> _THE RECORDS_
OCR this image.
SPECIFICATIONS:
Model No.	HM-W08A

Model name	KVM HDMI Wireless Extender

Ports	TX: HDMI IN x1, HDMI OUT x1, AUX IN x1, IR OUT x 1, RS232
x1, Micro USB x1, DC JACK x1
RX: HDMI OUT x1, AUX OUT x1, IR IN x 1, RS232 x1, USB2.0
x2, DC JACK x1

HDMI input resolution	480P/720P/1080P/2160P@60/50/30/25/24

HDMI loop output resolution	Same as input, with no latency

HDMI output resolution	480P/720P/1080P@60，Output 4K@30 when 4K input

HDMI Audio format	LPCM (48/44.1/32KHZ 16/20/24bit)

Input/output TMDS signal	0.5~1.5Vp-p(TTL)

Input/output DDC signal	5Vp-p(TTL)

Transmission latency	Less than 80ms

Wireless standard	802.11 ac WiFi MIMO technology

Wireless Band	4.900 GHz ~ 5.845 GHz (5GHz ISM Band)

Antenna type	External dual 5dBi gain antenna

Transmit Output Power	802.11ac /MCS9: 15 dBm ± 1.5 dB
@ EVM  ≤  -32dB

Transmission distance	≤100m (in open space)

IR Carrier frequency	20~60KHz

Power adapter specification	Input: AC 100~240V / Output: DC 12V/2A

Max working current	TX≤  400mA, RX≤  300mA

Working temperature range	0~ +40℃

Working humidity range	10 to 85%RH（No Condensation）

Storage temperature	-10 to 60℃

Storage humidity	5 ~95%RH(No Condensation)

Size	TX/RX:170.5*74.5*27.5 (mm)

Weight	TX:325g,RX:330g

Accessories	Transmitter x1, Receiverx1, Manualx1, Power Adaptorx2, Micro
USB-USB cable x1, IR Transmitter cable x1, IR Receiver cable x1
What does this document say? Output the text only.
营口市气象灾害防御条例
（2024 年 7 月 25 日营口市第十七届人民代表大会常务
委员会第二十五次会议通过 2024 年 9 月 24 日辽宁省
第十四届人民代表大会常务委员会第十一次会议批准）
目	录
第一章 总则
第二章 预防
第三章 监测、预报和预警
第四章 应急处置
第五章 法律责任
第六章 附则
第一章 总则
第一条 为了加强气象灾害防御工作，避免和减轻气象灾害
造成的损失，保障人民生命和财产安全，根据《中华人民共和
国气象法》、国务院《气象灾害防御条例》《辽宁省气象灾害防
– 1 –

* * *

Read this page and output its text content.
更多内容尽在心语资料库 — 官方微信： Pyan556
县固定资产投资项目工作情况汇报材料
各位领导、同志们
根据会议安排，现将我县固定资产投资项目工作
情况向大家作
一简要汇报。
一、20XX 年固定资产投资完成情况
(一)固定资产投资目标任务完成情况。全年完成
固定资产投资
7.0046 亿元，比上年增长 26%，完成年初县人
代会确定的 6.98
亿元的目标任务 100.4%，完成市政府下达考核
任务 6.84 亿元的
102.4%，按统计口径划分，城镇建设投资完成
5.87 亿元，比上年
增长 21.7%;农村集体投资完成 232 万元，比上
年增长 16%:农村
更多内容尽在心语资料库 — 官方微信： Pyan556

> _WRITTEN REQUEST_
From the records, copy every line that has the string "latency" in it.

> _TASK OUTPUT_
HDMI loop output resolution	Same as input, with no latency
Transmission latency	Less than 80ms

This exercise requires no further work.